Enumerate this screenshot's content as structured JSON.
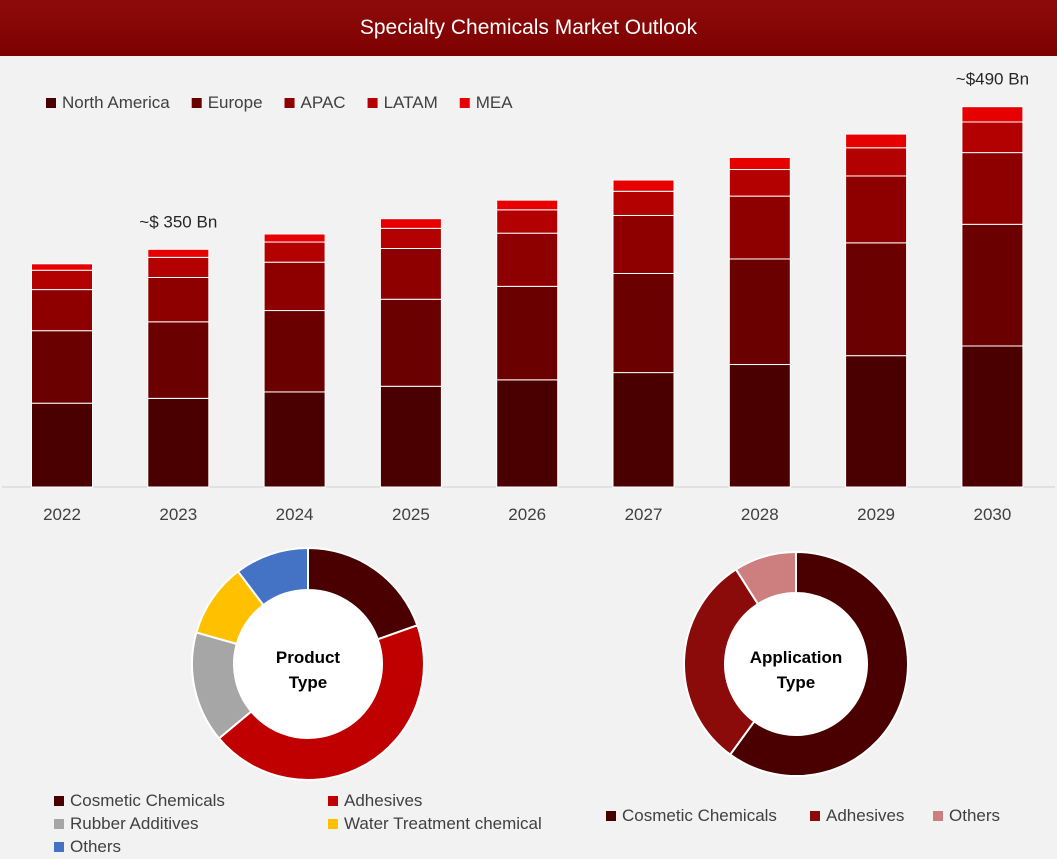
{
  "page": {
    "title": "Specialty Chemicals Market Outlook"
  },
  "chart_data": [
    {
      "type": "bar",
      "stacked": true,
      "categories": [
        "2022",
        "2023",
        "2024",
        "2025",
        "2026",
        "2027",
        "2028",
        "2029",
        "2030"
      ],
      "series": [
        {
          "name": "North America",
          "color": "#4a0000",
          "values": [
            104,
            110,
            118,
            125,
            133,
            142,
            152,
            163,
            175
          ]
        },
        {
          "name": "Europe",
          "color": "#6b0000",
          "values": [
            90,
            95,
            101,
            108,
            116,
            123,
            131,
            140,
            151
          ]
        },
        {
          "name": "APAC",
          "color": "#8e0000",
          "values": [
            51,
            55,
            60,
            63,
            66,
            72,
            78,
            83,
            89
          ]
        },
        {
          "name": "LATAM",
          "color": "#b30000",
          "values": [
            24,
            25,
            25,
            25,
            29,
            30,
            33,
            35,
            38
          ]
        },
        {
          "name": "MEA",
          "color": "#e60000",
          "values": [
            8,
            10,
            10,
            12,
            12,
            14,
            15,
            17,
            19
          ]
        }
      ],
      "annotations": [
        {
          "category": "2023",
          "text": "~$ 350 Bn"
        },
        {
          "category": "2030",
          "text": "~$490 Bn"
        }
      ],
      "ylim": [
        0,
        520
      ],
      "legend": "top-left",
      "grid": false
    },
    {
      "type": "pie",
      "donut": true,
      "center_label": [
        "Product",
        "Type"
      ],
      "labels": [
        "Cosmetic Chemicals",
        "Adhesives",
        "Rubber Additives",
        "Water Treatment chemical",
        "Others"
      ],
      "values": [
        19,
        43,
        15,
        10,
        10
      ],
      "colors": [
        "#4a0000",
        "#c00000",
        "#a6a6a6",
        "#ffc000",
        "#4472c4"
      ],
      "legend": "bottom"
    },
    {
      "type": "pie",
      "donut": true,
      "center_label": [
        "Application",
        "Type"
      ],
      "labels": [
        "Cosmetic Chemicals",
        "Adhesives",
        "Others"
      ],
      "values": [
        60,
        31,
        9
      ],
      "colors": [
        "#4a0000",
        "#8b0a0a",
        "#cd7e7e"
      ],
      "legend": "bottom"
    }
  ]
}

##########

**DESCRIPTION OF THE TASK:** Without the pictures, reproduce every line of the records above exactly.

**FULL OUTPUT:**
Enumerate this screenshot's content as structured JSON.
{
  "page": {
    "title": "Specialty Chemicals Market Outlook"
  },
  "chart_data": [
    {
      "type": "bar",
      "stacked": true,
      "categories": [
        "2022",
        "2023",
        "2024",
        "2025",
        "2026",
        "2027",
        "2028",
        "2029",
        "2030"
      ],
      "series": [
        {
          "name": "North America",
          "color": "#4a0000",
          "values": [
            104,
            110,
            118,
            125,
            133,
            142,
            152,
            163,
            175
          ]
        },
        {
          "name": "Europe",
          "color": "#6b0000",
          "values": [
            90,
            95,
            101,
            108,
            116,
            123,
            131,
            140,
            151
          ]
        },
        {
          "name": "APAC",
          "color": "#8e0000",
          "values": [
            51,
            55,
            60,
            63,
            66,
            72,
            78,
            83,
            89
          ]
        },
        {
          "name": "LATAM",
          "color": "#b30000",
          "values": [
            24,
            25,
            25,
            25,
            29,
            30,
            33,
            35,
            38
          ]
        },
        {
          "name": "MEA",
          "color": "#e60000",
          "values": [
            8,
            10,
            10,
            12,
            12,
            14,
            15,
            17,
            19
          ]
        }
      ],
      "annotations": [
        {
          "category": "2023",
          "text": "~$ 350 Bn"
        },
        {
          "category": "2030",
          "text": "~$490 Bn"
        }
      ],
      "ylim": [
        0,
        520
      ],
      "legend": "top-left",
      "grid": false
    },
    {
      "type": "pie",
      "donut": true,
      "center_label": [
        "Product",
        "Type"
      ],
      "labels": [
        "Cosmetic Chemicals",
        "Adhesives",
        "Rubber Additives",
        "Water Treatment chemical",
        "Others"
      ],
      "values": [
        19,
        43,
        15,
        10,
        10
      ],
      "colors": [
        "#4a0000",
        "#c00000",
        "#a6a6a6",
        "#ffc000",
        "#4472c4"
      ],
      "legend": "bottom"
    },
    {
      "type": "pie",
      "donut": true,
      "center_label": [
        "Application",
        "Type"
      ],
      "labels": [
        "Cosmetic Chemicals",
        "Adhesives",
        "Others"
      ],
      "values": [
        60,
        31,
        9
      ],
      "colors": [
        "#4a0000",
        "#8b0a0a",
        "#cd7e7e"
      ],
      "legend": "bottom"
    }
  ]
}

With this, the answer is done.